# Data for processing start

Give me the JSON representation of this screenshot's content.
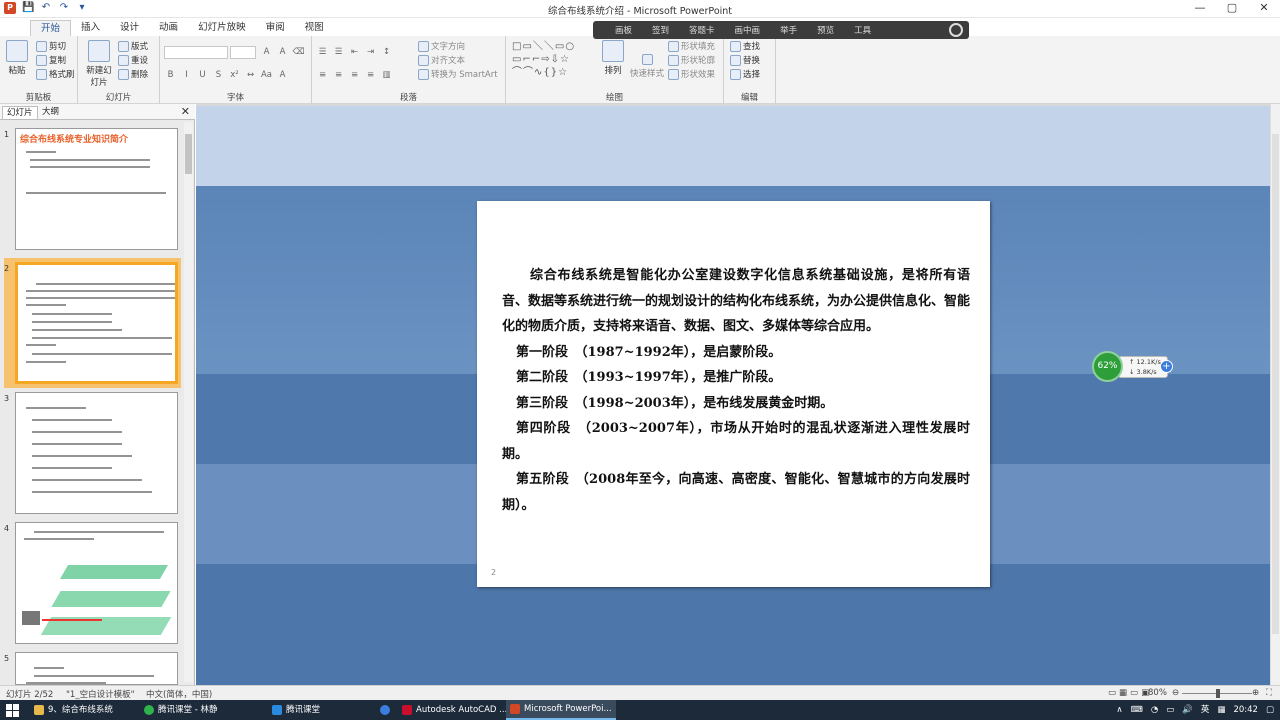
{
  "window": {
    "title": "综合布线系统介绍 - Microsoft PowerPoint",
    "controls": [
      "—",
      "▢",
      "✕"
    ]
  },
  "quick_access": [
    "P",
    "💾",
    "↶",
    "↷",
    "▾"
  ],
  "ribbon": {
    "tabs": [
      "开始",
      "插入",
      "设计",
      "动画",
      "幻灯片放映",
      "审阅",
      "视图"
    ],
    "active_tab": "开始",
    "groups": {
      "clipboard": {
        "label": "剪贴板",
        "paste": "粘贴",
        "cut": "剪切",
        "copy": "复制",
        "format_painter": "格式刷"
      },
      "slides": {
        "label": "幻灯片",
        "new_slide": "新建幻灯片",
        "layout": "版式",
        "reset": "重设",
        "delete": "删除"
      },
      "font": {
        "label": "字体"
      },
      "paragraph": {
        "label": "段落",
        "text_direction": "文字方向",
        "align_text": "对齐文本",
        "smartart": "转换为 SmartArt"
      },
      "drawing": {
        "label": "绘图",
        "arrange": "排列",
        "quick_styles": "快速样式",
        "shape_fill": "形状填充",
        "shape_outline": "形状轮廓",
        "shape_effects": "形状效果"
      },
      "editing": {
        "label": "编辑",
        "find": "查找",
        "replace": "替换",
        "select": "选择"
      }
    }
  },
  "floating_toolbar": [
    "画板",
    "签到",
    "答题卡",
    "画中画",
    "举手",
    "预览",
    "工具"
  ],
  "left_pane": {
    "tabs": [
      "幻灯片",
      "大纲"
    ],
    "slides": [
      {
        "num": "1",
        "title": "综合布线系统专业知识简介"
      },
      {
        "num": "2"
      },
      {
        "num": "3"
      },
      {
        "num": "4"
      },
      {
        "num": "5"
      }
    ]
  },
  "slide": {
    "page_number": "2",
    "paragraphs": [
      "综合布线系统是智能化办公室建设数字化信息系统基础设施，是将所有语音、数据等系统进行统一的规划设计的结构化布线系统，为办公提供信息化、智能化的物质介质，支持将来语音、数据、图文、多媒体等综合应用。",
      "第一阶段　（1987~1992年），是启蒙阶段。",
      "第二阶段　（1993~1997年），是推广阶段。",
      "第三阶段　（1998~2003年），是布线发展黄金时期。",
      "第四阶段　（2003~2007年），市场从开始时的混乱状逐渐进入理性发展时期。",
      "第五阶段　（2008年至今，向高速、高密度、智能化、智慧城市的方向发展时期）。"
    ]
  },
  "net_monitor": {
    "percent": "62%",
    "up": "12.1K/s",
    "down": "3.8K/s"
  },
  "status_bar": {
    "slide_info": "幻灯片 2/52",
    "theme": "\"1_空白设计模板\"",
    "language": "中文(简体，中国)",
    "zoom": "80%"
  },
  "taskbar": {
    "items": [
      {
        "label": "9、综合布线系统",
        "color": "#e8b84a"
      },
      {
        "label": "腾讯课堂 - 林静",
        "color": "#2fb34a"
      },
      {
        "label": "腾讯课堂",
        "color": "#2a8ae0"
      },
      {
        "label": "",
        "color": "#3c7ee0"
      },
      {
        "label": "Autodesk AutoCAD ...",
        "color": "#c8102e"
      },
      {
        "label": "Microsoft PowerPoi...",
        "color": "#d24726"
      }
    ],
    "tray": [
      "∧",
      "⌨",
      "◔",
      "▭",
      "🔊",
      "英",
      "▦"
    ],
    "time": "20:42"
  }
}
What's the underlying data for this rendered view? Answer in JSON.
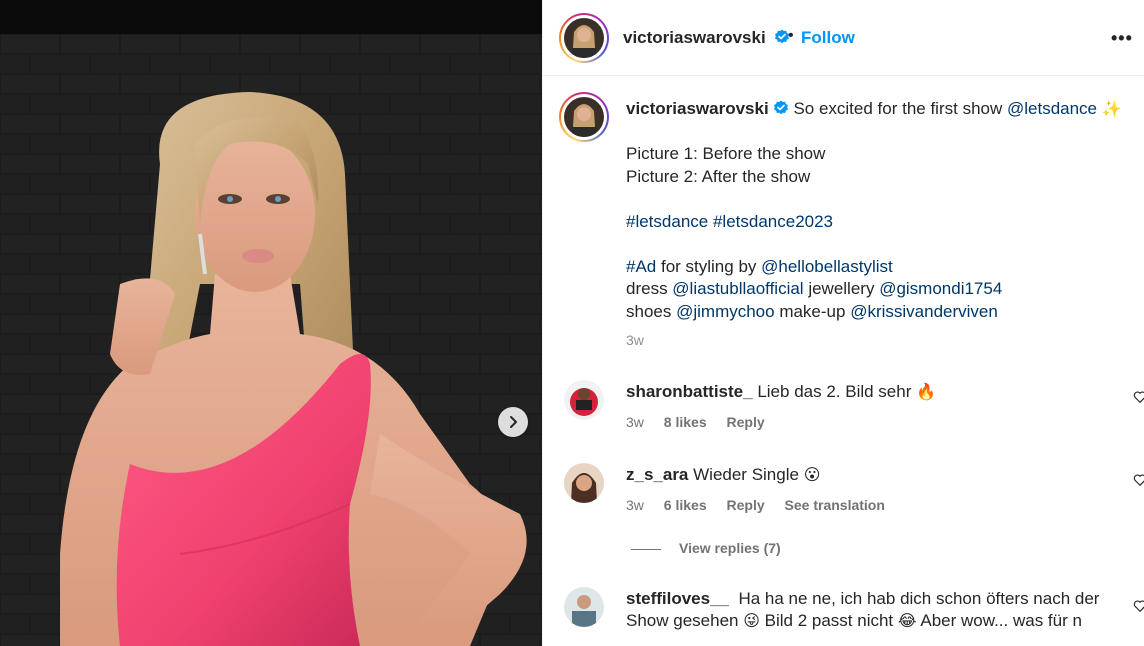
{
  "post": {
    "username": "victoriaswarovski",
    "follow_label": "Follow",
    "more_label": "•••",
    "dot": "•"
  },
  "caption": {
    "username": "victoriaswarovski",
    "line1_text": "So excited for the first show ",
    "line1_mention": "@letsdance",
    "line1_emoji": "✨",
    "picture1": "Picture 1: Before the show",
    "picture2": "Picture 2: After the show",
    "hashtag1": "#letsdance",
    "hashtag2": "#letsdance2023",
    "ad_tag": "#Ad",
    "styling_text": " for styling by ",
    "styling_mention": "@hellobellastylist",
    "dress_text": "dress ",
    "dress_mention": "@liastubllaofficial",
    "jewellery_text": " jewellery ",
    "jewellery_mention": "@gismondi1754",
    "shoes_text": "shoes ",
    "shoes_mention": "@jimmychoo",
    "makeup_text": " make-up ",
    "makeup_mention": "@krissivanderviven",
    "time": "3w"
  },
  "comments": [
    {
      "username": "sharonbattiste_",
      "text": "Lieb das 2. Bild sehr",
      "emoji": "🔥",
      "time": "3w",
      "likes": "8 likes",
      "reply": "Reply"
    },
    {
      "username": "z_s_ara",
      "text": "Wieder Single",
      "emoji": "😮",
      "time": "3w",
      "likes": "6 likes",
      "reply": "Reply",
      "translate": "See translation",
      "view_replies": "View replies (7)"
    },
    {
      "username": "steffiloves__",
      "text_line1": "Ha ha ne ne, ich hab dich schon öfters nach der",
      "text_line2_a": "Show gesehen",
      "emoji_a": "😜",
      "text_line2_b": " Bild 2 passt nicht ",
      "emoji_b": "😂",
      "text_line2_c": " Aber wow... was für n"
    }
  ],
  "colors": {
    "accent": "#0095f6",
    "link": "#00376b",
    "dress": "#f0416f",
    "verified": "#0095f6"
  },
  "icons": [
    "verified-badge-icon",
    "chevron-right-icon",
    "heart-icon",
    "more-options-icon"
  ]
}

# Data for processing end

» The problem:
An exact transcription of all the entries is required, without the pictures.

» Expected answer:
Give me the JSON representation of this screenshot's content.
{
  "window": {
    "title": "综合布线系统介绍 - Microsoft PowerPoint",
    "controls": [
      "—",
      "▢",
      "✕"
    ]
  },
  "quick_access": [
    "P",
    "💾",
    "↶",
    "↷",
    "▾"
  ],
  "ribbon": {
    "tabs": [
      "开始",
      "插入",
      "设计",
      "动画",
      "幻灯片放映",
      "审阅",
      "视图"
    ],
    "active_tab": "开始",
    "groups": {
      "clipboard": {
        "label": "剪贴板",
        "paste": "粘贴",
        "cut": "剪切",
        "copy": "复制",
        "format_painter": "格式刷"
      },
      "slides": {
        "label": "幻灯片",
        "new_slide": "新建幻灯片",
        "layout": "版式",
        "reset": "重设",
        "delete": "删除"
      },
      "font": {
        "label": "字体"
      },
      "paragraph": {
        "label": "段落",
        "text_direction": "文字方向",
        "align_text": "对齐文本",
        "smartart": "转换为 SmartArt"
      },
      "drawing": {
        "label": "绘图",
        "arrange": "排列",
        "quick_styles": "快速样式",
        "shape_fill": "形状填充",
        "shape_outline": "形状轮廓",
        "shape_effects": "形状效果"
      },
      "editing": {
        "label": "编辑",
        "find": "查找",
        "replace": "替换",
        "select": "选择"
      }
    }
  },
  "floating_toolbar": [
    "画板",
    "签到",
    "答题卡",
    "画中画",
    "举手",
    "预览",
    "工具"
  ],
  "left_pane": {
    "tabs": [
      "幻灯片",
      "大纲"
    ],
    "slides": [
      {
        "num": "1",
        "title": "综合布线系统专业知识简介"
      },
      {
        "num": "2"
      },
      {
        "num": "3"
      },
      {
        "num": "4"
      },
      {
        "num": "5"
      }
    ]
  },
  "slide": {
    "page_number": "2",
    "paragraphs": [
      "综合布线系统是智能化办公室建设数字化信息系统基础设施，是将所有语音、数据等系统进行统一的规划设计的结构化布线系统，为办公提供信息化、智能化的物质介质，支持将来语音、数据、图文、多媒体等综合应用。",
      "第一阶段　（1987~1992年），是启蒙阶段。",
      "第二阶段　（1993~1997年），是推广阶段。",
      "第三阶段　（1998~2003年），是布线发展黄金时期。",
      "第四阶段　（2003~2007年），市场从开始时的混乱状逐渐进入理性发展时期。",
      "第五阶段　（2008年至今，向高速、高密度、智能化、智慧城市的方向发展时期）。"
    ]
  },
  "net_monitor": {
    "percent": "62%",
    "up": "12.1K/s",
    "down": "3.8K/s"
  },
  "status_bar": {
    "slide_info": "幻灯片 2/52",
    "theme": "\"1_空白设计模板\"",
    "language": "中文(简体，中国)",
    "zoom": "80%"
  },
  "taskbar": {
    "items": [
      {
        "label": "9、综合布线系统",
        "color": "#e8b84a"
      },
      {
        "label": "腾讯课堂 - 林静",
        "color": "#2fb34a"
      },
      {
        "label": "腾讯课堂",
        "color": "#2a8ae0"
      },
      {
        "label": "",
        "color": "#3c7ee0"
      },
      {
        "label": "Autodesk AutoCAD ...",
        "color": "#c8102e"
      },
      {
        "label": "Microsoft PowerPoi...",
        "color": "#d24726"
      }
    ],
    "tray": [
      "∧",
      "⌨",
      "◔",
      "▭",
      "🔊",
      "英",
      "▦"
    ],
    "time": "20:42"
  }
}
What's the underlying data for this rendered view? Answer in JSON.
{
  "post": {
    "username": "victoriaswarovski",
    "follow_label": "Follow",
    "more_label": "•••",
    "dot": "•"
  },
  "caption": {
    "username": "victoriaswarovski",
    "line1_text": "So excited for the first show ",
    "line1_mention": "@letsdance",
    "line1_emoji": "✨",
    "picture1": "Picture 1: Before the show",
    "picture2": "Picture 2: After the show",
    "hashtag1": "#letsdance",
    "hashtag2": "#letsdance2023",
    "ad_tag": "#Ad",
    "styling_text": " for styling by ",
    "styling_mention": "@hellobellastylist",
    "dress_text": "dress ",
    "dress_mention": "@liastubllaofficial",
    "jewellery_text": " jewellery ",
    "jewellery_mention": "@gismondi1754",
    "shoes_text": "shoes ",
    "shoes_mention": "@jimmychoo",
    "makeup_text": " make-up ",
    "makeup_mention": "@krissivanderviven",
    "time": "3w"
  },
  "comments": [
    {
      "username": "sharonbattiste_",
      "text": "Lieb das 2. Bild sehr",
      "emoji": "🔥",
      "time": "3w",
      "likes": "8 likes",
      "reply": "Reply"
    },
    {
      "username": "z_s_ara",
      "text": "Wieder Single",
      "emoji": "😮",
      "time": "3w",
      "likes": "6 likes",
      "reply": "Reply",
      "translate": "See translation",
      "view_replies": "View replies (7)"
    },
    {
      "username": "steffiloves__",
      "text_line1": "Ha ha ne ne, ich hab dich schon öfters nach der",
      "text_line2_a": "Show gesehen",
      "emoji_a": "😜",
      "text_line2_b": " Bild 2 passt nicht ",
      "emoji_b": "😂",
      "text_line2_c": " Aber wow... was für n"
    }
  ],
  "colors": {
    "accent": "#0095f6",
    "link": "#00376b",
    "dress": "#f0416f",
    "verified": "#0095f6"
  },
  "icons": [
    "verified-badge-icon",
    "chevron-right-icon",
    "heart-icon",
    "more-options-icon"
  ]
}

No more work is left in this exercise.